### Written exercise
Below is a listing; reproduce each line of it exactly.

▼

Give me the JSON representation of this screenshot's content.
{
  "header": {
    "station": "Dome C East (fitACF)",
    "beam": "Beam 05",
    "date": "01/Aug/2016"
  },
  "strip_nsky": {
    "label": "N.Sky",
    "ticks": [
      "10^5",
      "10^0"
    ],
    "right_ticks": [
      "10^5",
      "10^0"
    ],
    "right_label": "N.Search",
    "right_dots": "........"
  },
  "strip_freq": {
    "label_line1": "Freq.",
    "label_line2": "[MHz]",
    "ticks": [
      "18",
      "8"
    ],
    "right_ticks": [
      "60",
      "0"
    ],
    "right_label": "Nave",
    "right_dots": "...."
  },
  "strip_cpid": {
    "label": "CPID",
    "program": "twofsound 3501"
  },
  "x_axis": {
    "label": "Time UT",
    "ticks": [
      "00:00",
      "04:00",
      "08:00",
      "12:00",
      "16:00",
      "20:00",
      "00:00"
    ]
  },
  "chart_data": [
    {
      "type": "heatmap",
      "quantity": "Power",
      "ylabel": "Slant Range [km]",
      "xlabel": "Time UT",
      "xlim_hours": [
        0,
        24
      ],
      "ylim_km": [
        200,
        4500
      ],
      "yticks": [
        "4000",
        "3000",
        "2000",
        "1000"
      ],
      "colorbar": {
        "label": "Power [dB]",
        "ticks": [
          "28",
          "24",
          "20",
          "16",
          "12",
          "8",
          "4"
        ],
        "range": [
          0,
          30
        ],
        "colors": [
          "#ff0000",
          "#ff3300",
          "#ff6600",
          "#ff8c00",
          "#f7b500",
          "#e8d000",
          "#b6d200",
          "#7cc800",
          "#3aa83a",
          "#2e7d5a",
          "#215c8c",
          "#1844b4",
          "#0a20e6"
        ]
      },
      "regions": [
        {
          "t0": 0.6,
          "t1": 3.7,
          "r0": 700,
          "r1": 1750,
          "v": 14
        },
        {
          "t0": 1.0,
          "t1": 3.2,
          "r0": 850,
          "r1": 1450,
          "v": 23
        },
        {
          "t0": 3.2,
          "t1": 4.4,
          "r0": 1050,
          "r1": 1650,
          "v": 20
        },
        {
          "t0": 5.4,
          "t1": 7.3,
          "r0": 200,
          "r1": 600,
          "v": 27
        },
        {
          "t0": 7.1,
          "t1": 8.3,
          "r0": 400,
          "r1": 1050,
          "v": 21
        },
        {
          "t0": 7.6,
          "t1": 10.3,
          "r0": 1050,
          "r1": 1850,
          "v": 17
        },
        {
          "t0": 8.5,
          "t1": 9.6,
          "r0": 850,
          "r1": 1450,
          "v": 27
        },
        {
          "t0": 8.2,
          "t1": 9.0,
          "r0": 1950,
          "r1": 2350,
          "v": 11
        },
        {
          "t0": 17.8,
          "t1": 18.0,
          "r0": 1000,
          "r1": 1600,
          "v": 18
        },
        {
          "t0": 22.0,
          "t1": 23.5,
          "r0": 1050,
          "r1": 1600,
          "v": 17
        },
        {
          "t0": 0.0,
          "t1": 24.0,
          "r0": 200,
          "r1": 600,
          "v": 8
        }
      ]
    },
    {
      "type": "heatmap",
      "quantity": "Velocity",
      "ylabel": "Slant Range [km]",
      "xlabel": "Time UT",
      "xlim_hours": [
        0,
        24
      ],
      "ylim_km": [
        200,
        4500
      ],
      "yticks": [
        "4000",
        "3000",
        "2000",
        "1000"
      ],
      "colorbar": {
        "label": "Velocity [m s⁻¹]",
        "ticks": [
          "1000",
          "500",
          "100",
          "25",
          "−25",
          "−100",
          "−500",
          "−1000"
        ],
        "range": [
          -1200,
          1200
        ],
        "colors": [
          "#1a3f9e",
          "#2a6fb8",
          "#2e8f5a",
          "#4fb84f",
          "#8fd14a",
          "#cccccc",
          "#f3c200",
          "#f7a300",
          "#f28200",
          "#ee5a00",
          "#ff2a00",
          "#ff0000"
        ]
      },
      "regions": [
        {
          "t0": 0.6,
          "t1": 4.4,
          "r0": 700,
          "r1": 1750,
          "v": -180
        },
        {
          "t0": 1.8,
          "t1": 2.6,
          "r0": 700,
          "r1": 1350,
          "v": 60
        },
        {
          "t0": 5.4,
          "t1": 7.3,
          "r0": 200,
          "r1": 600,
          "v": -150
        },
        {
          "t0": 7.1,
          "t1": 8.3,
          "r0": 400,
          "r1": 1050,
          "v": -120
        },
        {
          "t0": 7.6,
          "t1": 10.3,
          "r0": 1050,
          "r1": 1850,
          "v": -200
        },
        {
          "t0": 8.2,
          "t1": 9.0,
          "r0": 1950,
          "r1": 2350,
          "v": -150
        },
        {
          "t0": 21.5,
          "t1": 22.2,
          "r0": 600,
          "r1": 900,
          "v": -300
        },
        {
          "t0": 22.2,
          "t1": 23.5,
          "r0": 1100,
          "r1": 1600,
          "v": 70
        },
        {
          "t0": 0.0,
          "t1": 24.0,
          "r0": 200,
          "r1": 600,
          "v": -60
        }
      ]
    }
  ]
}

▲

### Exercise response
Give me the JSON representation of this screenshot's content.
{
  "header": {
    "station": "Dome C East (fitACF)",
    "beam": "Beam 05",
    "date": "01/Aug/2016"
  },
  "strip_nsky": {
    "label": "N.Sky",
    "ticks": [
      "10^5",
      "10^0"
    ],
    "right_ticks": [
      "10^5",
      "10^0"
    ],
    "right_label": "N.Search",
    "right_dots": "........"
  },
  "strip_freq": {
    "label_line1": "Freq.",
    "label_line2": "[MHz]",
    "ticks": [
      "18",
      "8"
    ],
    "right_ticks": [
      "60",
      "0"
    ],
    "right_label": "Nave",
    "right_dots": "...."
  },
  "strip_cpid": {
    "label": "CPID",
    "program": "twofsound 3501"
  },
  "x_axis": {
    "label": "Time UT",
    "ticks": [
      "00:00",
      "04:00",
      "08:00",
      "12:00",
      "16:00",
      "20:00",
      "00:00"
    ]
  },
  "chart_data": [
    {
      "type": "heatmap",
      "quantity": "Power",
      "ylabel": "Slant Range [km]",
      "xlabel": "Time UT",
      "xlim_hours": [
        0,
        24
      ],
      "ylim_km": [
        200,
        4500
      ],
      "yticks": [
        "4000",
        "3000",
        "2000",
        "1000"
      ],
      "colorbar": {
        "label": "Power [dB]",
        "ticks": [
          "28",
          "24",
          "20",
          "16",
          "12",
          "8",
          "4"
        ],
        "range": [
          0,
          30
        ],
        "colors": [
          "#ff0000",
          "#ff3300",
          "#ff6600",
          "#ff8c00",
          "#f7b500",
          "#e8d000",
          "#b6d200",
          "#7cc800",
          "#3aa83a",
          "#2e7d5a",
          "#215c8c",
          "#1844b4",
          "#0a20e6"
        ]
      },
      "regions": [
        {
          "t0": 0.6,
          "t1": 3.7,
          "r0": 700,
          "r1": 1750,
          "v": 14
        },
        {
          "t0": 1.0,
          "t1": 3.2,
          "r0": 850,
          "r1": 1450,
          "v": 23
        },
        {
          "t0": 3.2,
          "t1": 4.4,
          "r0": 1050,
          "r1": 1650,
          "v": 20
        },
        {
          "t0": 5.4,
          "t1": 7.3,
          "r0": 200,
          "r1": 600,
          "v": 27
        },
        {
          "t0": 7.1,
          "t1": 8.3,
          "r0": 400,
          "r1": 1050,
          "v": 21
        },
        {
          "t0": 7.6,
          "t1": 10.3,
          "r0": 1050,
          "r1": 1850,
          "v": 17
        },
        {
          "t0": 8.5,
          "t1": 9.6,
          "r0": 850,
          "r1": 1450,
          "v": 27
        },
        {
          "t0": 8.2,
          "t1": 9.0,
          "r0": 1950,
          "r1": 2350,
          "v": 11
        },
        {
          "t0": 17.8,
          "t1": 18.0,
          "r0": 1000,
          "r1": 1600,
          "v": 18
        },
        {
          "t0": 22.0,
          "t1": 23.5,
          "r0": 1050,
          "r1": 1600,
          "v": 17
        },
        {
          "t0": 0.0,
          "t1": 24.0,
          "r0": 200,
          "r1": 600,
          "v": 8
        }
      ]
    },
    {
      "type": "heatmap",
      "quantity": "Velocity",
      "ylabel": "Slant Range [km]",
      "xlabel": "Time UT",
      "xlim_hours": [
        0,
        24
      ],
      "ylim_km": [
        200,
        4500
      ],
      "yticks": [
        "4000",
        "3000",
        "2000",
        "1000"
      ],
      "colorbar": {
        "label": "Velocity [m s⁻¹]",
        "ticks": [
          "1000",
          "500",
          "100",
          "25",
          "−25",
          "−100",
          "−500",
          "−1000"
        ],
        "range": [
          -1200,
          1200
        ],
        "colors": [
          "#1a3f9e",
          "#2a6fb8",
          "#2e8f5a",
          "#4fb84f",
          "#8fd14a",
          "#cccccc",
          "#f3c200",
          "#f7a300",
          "#f28200",
          "#ee5a00",
          "#ff2a00",
          "#ff0000"
        ]
      },
      "regions": [
        {
          "t0": 0.6,
          "t1": 4.4,
          "r0": 700,
          "r1": 1750,
          "v": -180
        },
        {
          "t0": 1.8,
          "t1": 2.6,
          "r0": 700,
          "r1": 1350,
          "v": 60
        },
        {
          "t0": 5.4,
          "t1": 7.3,
          "r0": 200,
          "r1": 600,
          "v": -150
        },
        {
          "t0": 7.1,
          "t1": 8.3,
          "r0": 400,
          "r1": 1050,
          "v": -120
        },
        {
          "t0": 7.6,
          "t1": 10.3,
          "r0": 1050,
          "r1": 1850,
          "v": -200
        },
        {
          "t0": 8.2,
          "t1": 9.0,
          "r0": 1950,
          "r1": 2350,
          "v": -150
        },
        {
          "t0": 21.5,
          "t1": 22.2,
          "r0": 600,
          "r1": 900,
          "v": -300
        },
        {
          "t0": 22.2,
          "t1": 23.5,
          "r0": 1100,
          "r1": 1600,
          "v": 70
        },
        {
          "t0": 0.0,
          "t1": 24.0,
          "r0": 200,
          "r1": 600,
          "v": -60
        }
      ]
    }
  ]
}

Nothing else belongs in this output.